■ What is expected ■
Search the data below for "어린이집운영"; list each line that holds it.

■ Provided information ■
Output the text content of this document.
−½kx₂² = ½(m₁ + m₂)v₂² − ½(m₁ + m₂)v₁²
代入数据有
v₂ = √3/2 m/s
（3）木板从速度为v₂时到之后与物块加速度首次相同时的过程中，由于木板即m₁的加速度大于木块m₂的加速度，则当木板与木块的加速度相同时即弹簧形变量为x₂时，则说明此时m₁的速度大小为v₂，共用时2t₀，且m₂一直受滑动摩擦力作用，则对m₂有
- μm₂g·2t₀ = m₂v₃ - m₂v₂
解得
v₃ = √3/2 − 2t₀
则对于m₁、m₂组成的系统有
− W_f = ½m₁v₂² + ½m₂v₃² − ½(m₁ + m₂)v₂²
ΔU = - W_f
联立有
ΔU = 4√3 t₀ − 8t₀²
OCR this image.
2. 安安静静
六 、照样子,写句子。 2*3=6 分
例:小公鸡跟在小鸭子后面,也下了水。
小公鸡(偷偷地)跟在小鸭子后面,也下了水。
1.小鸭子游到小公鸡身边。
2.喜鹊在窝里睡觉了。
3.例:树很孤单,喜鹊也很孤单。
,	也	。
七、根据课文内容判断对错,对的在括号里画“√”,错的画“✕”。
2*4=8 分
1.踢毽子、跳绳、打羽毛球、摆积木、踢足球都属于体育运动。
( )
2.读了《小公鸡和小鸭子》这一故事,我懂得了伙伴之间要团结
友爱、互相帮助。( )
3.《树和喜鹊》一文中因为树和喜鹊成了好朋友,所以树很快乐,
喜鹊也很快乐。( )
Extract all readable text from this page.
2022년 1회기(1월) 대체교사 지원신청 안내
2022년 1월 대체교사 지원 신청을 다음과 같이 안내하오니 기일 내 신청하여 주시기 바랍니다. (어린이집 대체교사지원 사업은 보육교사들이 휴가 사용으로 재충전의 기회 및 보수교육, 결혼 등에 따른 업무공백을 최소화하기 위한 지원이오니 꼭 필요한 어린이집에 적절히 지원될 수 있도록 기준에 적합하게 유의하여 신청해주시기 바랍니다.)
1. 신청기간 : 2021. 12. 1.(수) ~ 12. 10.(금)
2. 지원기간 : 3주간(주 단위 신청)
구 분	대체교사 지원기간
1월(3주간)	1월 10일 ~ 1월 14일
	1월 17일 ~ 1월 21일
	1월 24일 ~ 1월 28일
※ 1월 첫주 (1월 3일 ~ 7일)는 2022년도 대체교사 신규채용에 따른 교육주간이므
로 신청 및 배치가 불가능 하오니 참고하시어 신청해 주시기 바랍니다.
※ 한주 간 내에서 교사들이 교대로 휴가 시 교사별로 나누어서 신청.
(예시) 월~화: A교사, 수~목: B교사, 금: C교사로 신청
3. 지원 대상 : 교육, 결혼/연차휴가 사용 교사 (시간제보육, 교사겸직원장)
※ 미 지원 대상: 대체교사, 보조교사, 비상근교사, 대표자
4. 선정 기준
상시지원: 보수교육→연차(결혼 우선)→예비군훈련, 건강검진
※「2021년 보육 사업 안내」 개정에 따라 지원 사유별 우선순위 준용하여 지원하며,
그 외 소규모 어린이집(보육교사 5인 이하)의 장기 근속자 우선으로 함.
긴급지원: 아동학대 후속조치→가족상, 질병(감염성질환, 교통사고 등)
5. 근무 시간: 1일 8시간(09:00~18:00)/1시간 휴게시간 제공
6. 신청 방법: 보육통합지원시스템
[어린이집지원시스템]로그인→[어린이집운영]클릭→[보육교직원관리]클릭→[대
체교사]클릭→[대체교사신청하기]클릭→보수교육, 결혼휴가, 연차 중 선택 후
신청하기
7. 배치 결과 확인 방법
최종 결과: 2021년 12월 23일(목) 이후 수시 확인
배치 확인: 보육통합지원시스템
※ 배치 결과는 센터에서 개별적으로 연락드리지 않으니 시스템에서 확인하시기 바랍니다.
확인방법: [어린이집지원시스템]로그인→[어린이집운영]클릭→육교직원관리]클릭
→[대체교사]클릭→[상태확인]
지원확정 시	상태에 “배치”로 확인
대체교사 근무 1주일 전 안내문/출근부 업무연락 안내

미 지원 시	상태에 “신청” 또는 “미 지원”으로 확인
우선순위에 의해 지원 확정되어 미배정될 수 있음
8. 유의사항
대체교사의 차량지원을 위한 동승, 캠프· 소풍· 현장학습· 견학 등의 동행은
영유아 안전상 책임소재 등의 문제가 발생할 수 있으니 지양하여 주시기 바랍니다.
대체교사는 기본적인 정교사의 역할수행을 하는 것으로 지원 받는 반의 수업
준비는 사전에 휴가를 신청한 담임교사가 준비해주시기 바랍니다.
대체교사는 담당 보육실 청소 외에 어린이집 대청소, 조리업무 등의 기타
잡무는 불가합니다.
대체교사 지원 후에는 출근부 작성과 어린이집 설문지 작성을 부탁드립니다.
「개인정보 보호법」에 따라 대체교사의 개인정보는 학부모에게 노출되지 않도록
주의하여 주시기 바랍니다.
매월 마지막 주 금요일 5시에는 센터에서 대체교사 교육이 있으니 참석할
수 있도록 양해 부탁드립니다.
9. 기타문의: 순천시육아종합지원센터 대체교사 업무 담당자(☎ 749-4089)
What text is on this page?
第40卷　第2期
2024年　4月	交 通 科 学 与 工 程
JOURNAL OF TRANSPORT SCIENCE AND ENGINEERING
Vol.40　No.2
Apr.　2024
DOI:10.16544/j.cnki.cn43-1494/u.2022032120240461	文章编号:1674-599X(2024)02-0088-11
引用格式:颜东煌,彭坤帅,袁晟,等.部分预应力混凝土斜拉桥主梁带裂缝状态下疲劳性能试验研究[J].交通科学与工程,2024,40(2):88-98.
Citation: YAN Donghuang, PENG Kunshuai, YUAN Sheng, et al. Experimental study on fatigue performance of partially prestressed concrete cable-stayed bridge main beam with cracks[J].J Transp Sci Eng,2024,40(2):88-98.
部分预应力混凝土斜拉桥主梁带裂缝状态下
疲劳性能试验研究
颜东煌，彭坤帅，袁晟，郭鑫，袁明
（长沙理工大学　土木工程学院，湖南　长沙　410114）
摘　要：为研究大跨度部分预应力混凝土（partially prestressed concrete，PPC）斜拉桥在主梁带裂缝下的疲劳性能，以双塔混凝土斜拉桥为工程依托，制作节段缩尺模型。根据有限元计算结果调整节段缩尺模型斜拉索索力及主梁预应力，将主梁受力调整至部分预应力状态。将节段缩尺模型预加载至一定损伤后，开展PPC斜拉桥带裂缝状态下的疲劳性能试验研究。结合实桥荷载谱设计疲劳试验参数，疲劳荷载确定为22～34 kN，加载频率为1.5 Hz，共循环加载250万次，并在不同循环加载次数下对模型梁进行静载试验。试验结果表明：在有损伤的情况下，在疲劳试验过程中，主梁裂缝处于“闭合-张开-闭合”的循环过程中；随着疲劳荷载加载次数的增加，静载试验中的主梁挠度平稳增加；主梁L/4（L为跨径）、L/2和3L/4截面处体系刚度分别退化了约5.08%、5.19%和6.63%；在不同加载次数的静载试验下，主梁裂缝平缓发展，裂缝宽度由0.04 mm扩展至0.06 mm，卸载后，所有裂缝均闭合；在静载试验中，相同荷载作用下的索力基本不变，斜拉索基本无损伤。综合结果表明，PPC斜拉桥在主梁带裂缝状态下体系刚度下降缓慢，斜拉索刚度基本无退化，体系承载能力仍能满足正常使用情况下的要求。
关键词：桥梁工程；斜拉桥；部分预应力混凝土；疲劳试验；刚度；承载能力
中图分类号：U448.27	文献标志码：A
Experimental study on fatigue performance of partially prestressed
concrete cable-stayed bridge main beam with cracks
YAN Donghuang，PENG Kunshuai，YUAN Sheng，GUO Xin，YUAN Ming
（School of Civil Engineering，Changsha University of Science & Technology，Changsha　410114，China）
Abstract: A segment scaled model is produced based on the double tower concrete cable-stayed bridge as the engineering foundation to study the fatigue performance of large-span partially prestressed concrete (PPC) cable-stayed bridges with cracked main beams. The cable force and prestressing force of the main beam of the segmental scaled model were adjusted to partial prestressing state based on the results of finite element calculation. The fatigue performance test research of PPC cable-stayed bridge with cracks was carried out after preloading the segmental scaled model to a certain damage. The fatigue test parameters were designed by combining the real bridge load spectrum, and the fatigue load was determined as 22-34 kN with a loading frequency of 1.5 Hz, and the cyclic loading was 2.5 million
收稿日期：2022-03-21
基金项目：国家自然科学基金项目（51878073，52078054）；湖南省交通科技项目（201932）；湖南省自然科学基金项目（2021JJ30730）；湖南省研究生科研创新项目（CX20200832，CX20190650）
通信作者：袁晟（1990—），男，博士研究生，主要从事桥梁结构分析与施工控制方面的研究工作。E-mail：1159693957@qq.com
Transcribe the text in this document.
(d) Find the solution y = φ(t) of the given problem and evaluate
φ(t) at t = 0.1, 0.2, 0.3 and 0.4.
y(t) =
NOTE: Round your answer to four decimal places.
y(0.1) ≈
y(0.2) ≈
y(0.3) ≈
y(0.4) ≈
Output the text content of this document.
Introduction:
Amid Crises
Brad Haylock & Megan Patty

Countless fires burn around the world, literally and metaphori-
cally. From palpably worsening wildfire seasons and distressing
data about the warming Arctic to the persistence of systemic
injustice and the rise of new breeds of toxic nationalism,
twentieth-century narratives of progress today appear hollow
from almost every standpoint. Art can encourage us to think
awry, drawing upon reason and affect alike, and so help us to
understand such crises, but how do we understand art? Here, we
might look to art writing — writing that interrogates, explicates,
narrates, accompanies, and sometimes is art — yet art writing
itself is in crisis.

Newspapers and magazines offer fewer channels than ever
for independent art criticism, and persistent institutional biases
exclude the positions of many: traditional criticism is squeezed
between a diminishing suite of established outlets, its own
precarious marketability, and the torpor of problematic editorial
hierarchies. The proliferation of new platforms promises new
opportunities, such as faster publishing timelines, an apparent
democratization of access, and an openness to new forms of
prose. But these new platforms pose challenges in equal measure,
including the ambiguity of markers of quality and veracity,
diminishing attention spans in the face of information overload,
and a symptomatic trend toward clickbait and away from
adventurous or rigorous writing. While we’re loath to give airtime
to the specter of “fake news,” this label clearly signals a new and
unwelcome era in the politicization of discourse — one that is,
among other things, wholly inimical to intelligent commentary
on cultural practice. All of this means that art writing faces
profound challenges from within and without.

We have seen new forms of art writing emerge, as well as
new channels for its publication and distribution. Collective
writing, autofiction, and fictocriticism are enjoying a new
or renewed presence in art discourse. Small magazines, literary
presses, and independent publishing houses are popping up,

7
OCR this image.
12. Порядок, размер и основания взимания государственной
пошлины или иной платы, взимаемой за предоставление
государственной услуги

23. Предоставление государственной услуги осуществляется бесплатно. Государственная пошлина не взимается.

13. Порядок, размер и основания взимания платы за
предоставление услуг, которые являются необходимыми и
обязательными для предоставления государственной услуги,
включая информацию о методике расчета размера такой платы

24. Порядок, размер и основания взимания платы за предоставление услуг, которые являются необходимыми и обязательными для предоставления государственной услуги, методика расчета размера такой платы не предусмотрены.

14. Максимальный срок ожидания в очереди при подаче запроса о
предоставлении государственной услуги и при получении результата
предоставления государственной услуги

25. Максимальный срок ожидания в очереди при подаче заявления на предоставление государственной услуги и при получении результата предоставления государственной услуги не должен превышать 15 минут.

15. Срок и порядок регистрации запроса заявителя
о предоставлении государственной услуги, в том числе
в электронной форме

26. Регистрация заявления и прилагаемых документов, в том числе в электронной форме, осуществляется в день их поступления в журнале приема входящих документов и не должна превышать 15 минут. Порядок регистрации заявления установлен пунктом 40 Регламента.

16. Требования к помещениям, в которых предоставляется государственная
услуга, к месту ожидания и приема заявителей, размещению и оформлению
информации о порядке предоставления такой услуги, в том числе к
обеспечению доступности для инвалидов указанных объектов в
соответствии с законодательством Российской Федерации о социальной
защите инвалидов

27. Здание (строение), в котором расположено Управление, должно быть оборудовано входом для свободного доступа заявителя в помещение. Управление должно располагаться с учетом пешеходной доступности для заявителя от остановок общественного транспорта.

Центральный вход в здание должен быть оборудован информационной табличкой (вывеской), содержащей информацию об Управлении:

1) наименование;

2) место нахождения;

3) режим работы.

■ Result for this exercise ■
[어린이집지원시스템]로그인→[어린이집운영]클릭→[보육교직원관리]클릭→[대
확인방법: [어린이집지원시스템]로그인→[어린이집운영]클릭→육교직원관리]클릭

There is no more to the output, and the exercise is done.